• **Task to carry out**
Retype each line of the material exactly, please, skipping any picture in it.

• **Information supplied**
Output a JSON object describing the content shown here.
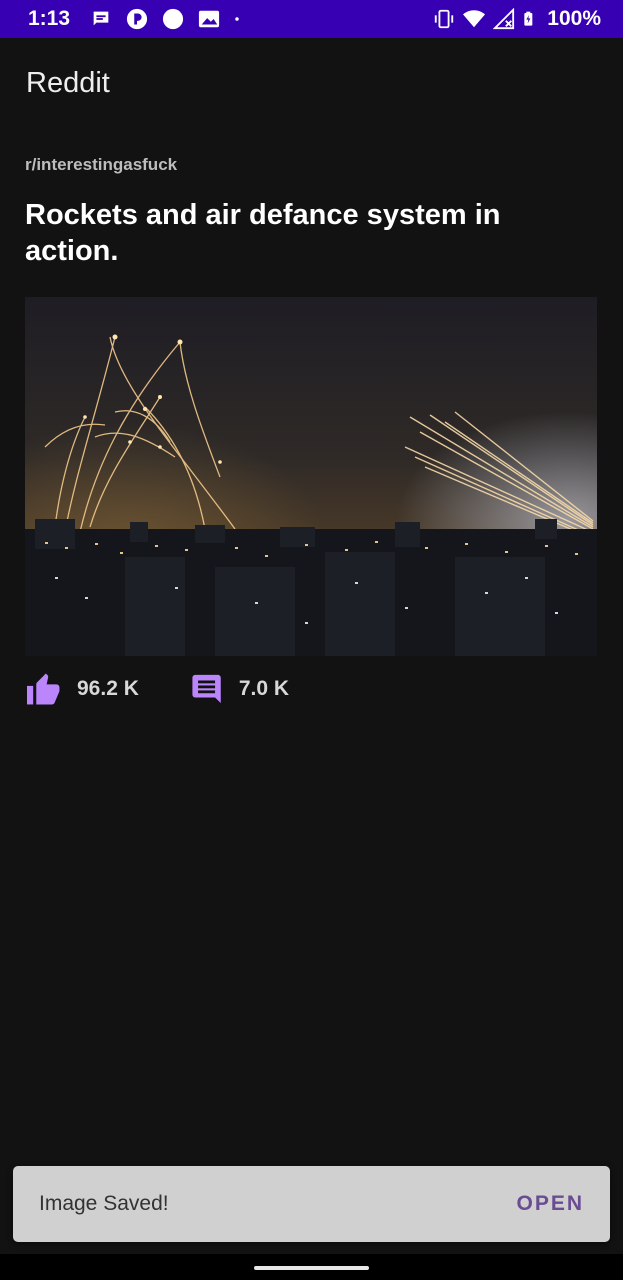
{
  "status_bar": {
    "time": "1:13",
    "battery": "100%",
    "left_icons": [
      "message-icon",
      "p-app-icon",
      "circle-icon",
      "image-icon",
      "dot-icon"
    ],
    "right_icons": [
      "vibrate-icon",
      "wifi-icon",
      "no-signal-icon",
      "battery-charging-icon"
    ]
  },
  "app_bar": {
    "title": "Reddit"
  },
  "post": {
    "subreddit": "r/interestingasfuck",
    "title": "Rockets and air defance system in action.",
    "likes": "96.2 K",
    "comments": "7.0 K"
  },
  "snackbar": {
    "message": "Image Saved!",
    "action": "OPEN"
  },
  "colors": {
    "status_bar": "#3700b3",
    "background": "#121212",
    "accent": "#bb86fc",
    "snackbar_bg": "#d0d0d0",
    "snackbar_action": "#6a4c93"
  }
}
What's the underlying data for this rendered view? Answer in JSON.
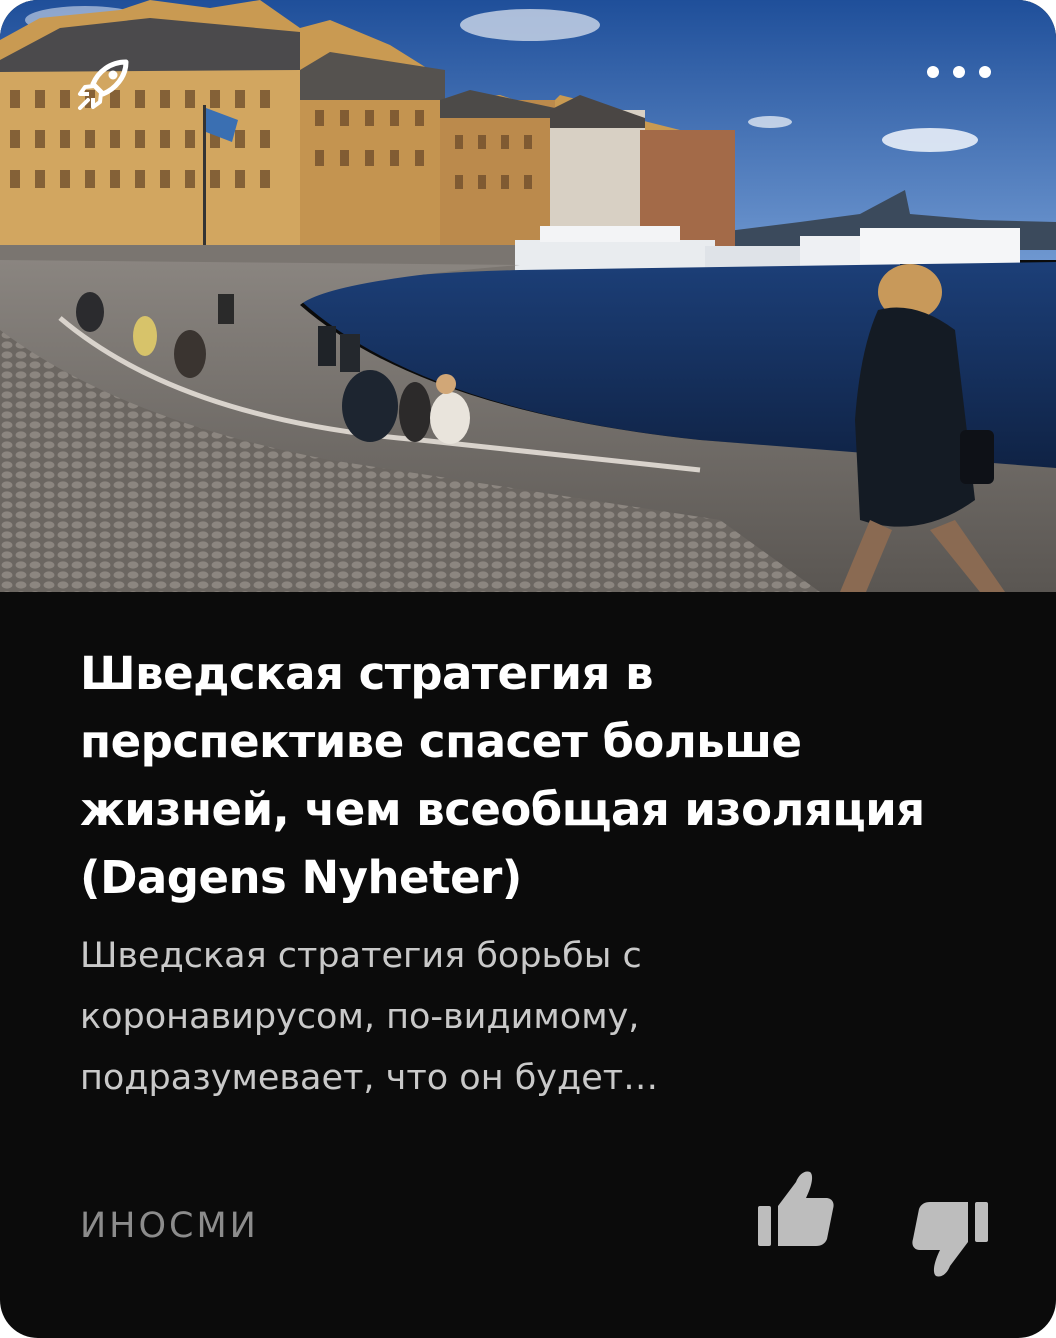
{
  "article": {
    "title": "Шведская стратегия в перспективе спасет больше жизней, чем всеобщая изоляция (Dagens Nyheter)",
    "snippet": "Шведская стратегия борьбы с коронавирусом, по-видимому, подразумевает, что он будет…",
    "source": "ИНОСМИ"
  },
  "icons": {
    "source_logo": "rocket-icon",
    "menu": "more-dots-icon",
    "like": "thumbs-up-icon",
    "dislike": "thumbs-down-icon"
  },
  "colors": {
    "card_background": "#0b0b0b",
    "title": "#ffffff",
    "snippet": "#c9c9c9",
    "source": "#8c8c8c",
    "icons": "#bdbdbd"
  }
}
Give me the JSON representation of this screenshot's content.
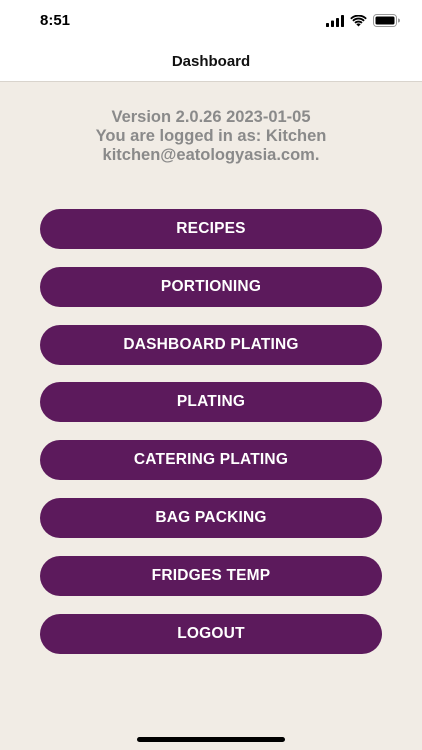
{
  "status_bar": {
    "time": "8:51",
    "icons": [
      "signal-icon",
      "wifi-icon",
      "battery-icon"
    ]
  },
  "nav": {
    "title": "Dashboard"
  },
  "info": {
    "version": "Version 2.0.26 2023-01-05",
    "logged_in": "You are logged in as:  Kitchen",
    "email": "kitchen@eatologyasia.com."
  },
  "menu": {
    "items": [
      {
        "label": "RECIPES"
      },
      {
        "label": "PORTIONING"
      },
      {
        "label": "DASHBOARD PLATING"
      },
      {
        "label": "PLATING"
      },
      {
        "label": "CATERING PLATING"
      },
      {
        "label": "BAG PACKING"
      },
      {
        "label": "FRIDGES TEMP"
      },
      {
        "label": "LOGOUT"
      }
    ]
  },
  "colors": {
    "background": "#f1ece5",
    "button": "#5c1a5c",
    "button_text": "#ffffff",
    "info_text": "#8a8a8a"
  }
}
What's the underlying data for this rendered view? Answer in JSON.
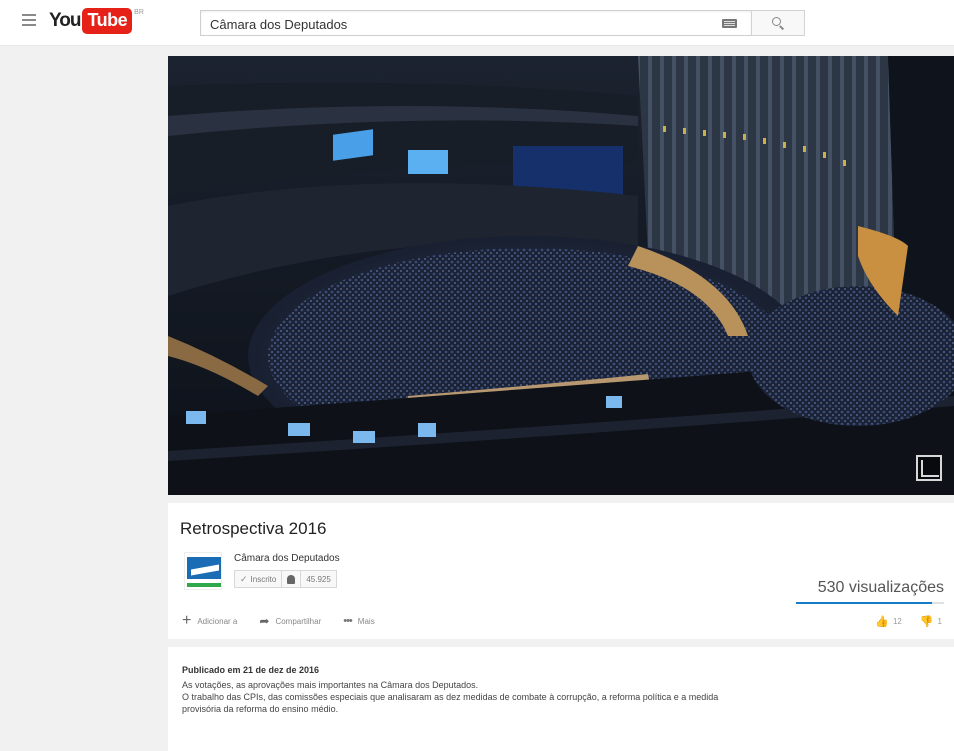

• **Response**
Output a JSON object describing the content shown here.
{
  "status_bar": {
    "time": "1:13",
    "battery": "100%",
    "left_icons": [
      "message-icon",
      "p-app-icon",
      "circle-icon",
      "image-icon",
      "dot-icon"
    ],
    "right_icons": [
      "vibrate-icon",
      "wifi-icon",
      "no-signal-icon",
      "battery-charging-icon"
    ]
  },
  "app_bar": {
    "title": "Reddit"
  },
  "post": {
    "subreddit": "r/interestingasfuck",
    "title": "Rockets and air defance system in action.",
    "likes": "96.2 K",
    "comments": "7.0 K"
  },
  "snackbar": {
    "message": "Image Saved!",
    "action": "OPEN"
  },
  "colors": {
    "status_bar": "#3700b3",
    "background": "#121212",
    "accent": "#bb86fc",
    "snackbar_bg": "#d0d0d0",
    "snackbar_action": "#6a4c93"
  }
}
What's the underlying data for this rendered view? Answer in JSON.
{
  "article": {
    "title": "Шведская стратегия в перспективе спасет больше жизней, чем всеобщая изоляция (Dagens Nyheter)",
    "snippet": "Шведская стратегия борьбы с коронавирусом, по-видимому, подразумевает, что он будет…",
    "source": "ИНОСМИ"
  },
  "icons": {
    "source_logo": "rocket-icon",
    "menu": "more-dots-icon",
    "like": "thumbs-up-icon",
    "dislike": "thumbs-down-icon"
  },
  "colors": {
    "card_background": "#0b0b0b",
    "title": "#ffffff",
    "snippet": "#c9c9c9",
    "source": "#8c8c8c",
    "icons": "#bdbdbd"
  }
}
Give me the JSON representation of this screenshot's content.
{
  "status_bar": {
    "time": "8:51",
    "icons": [
      "signal-icon",
      "wifi-icon",
      "battery-icon"
    ]
  },
  "nav": {
    "title": "Dashboard"
  },
  "info": {
    "version": "Version 2.0.26 2023-01-05",
    "logged_in": "You are logged in as:  Kitchen",
    "email": "kitchen@eatologyasia.com."
  },
  "menu": {
    "items": [
      {
        "label": "RECIPES"
      },
      {
        "label": "PORTIONING"
      },
      {
        "label": "DASHBOARD PLATING"
      },
      {
        "label": "PLATING"
      },
      {
        "label": "CATERING PLATING"
      },
      {
        "label": "BAG PACKING"
      },
      {
        "label": "FRIDGES TEMP"
      },
      {
        "label": "LOGOUT"
      }
    ]
  },
  "colors": {
    "background": "#f1ece5",
    "button": "#5c1a5c",
    "button_text": "#ffffff",
    "info_text": "#8a8a8a"
  }
}
What's the underlying data for this rendered view? Answer in JSON.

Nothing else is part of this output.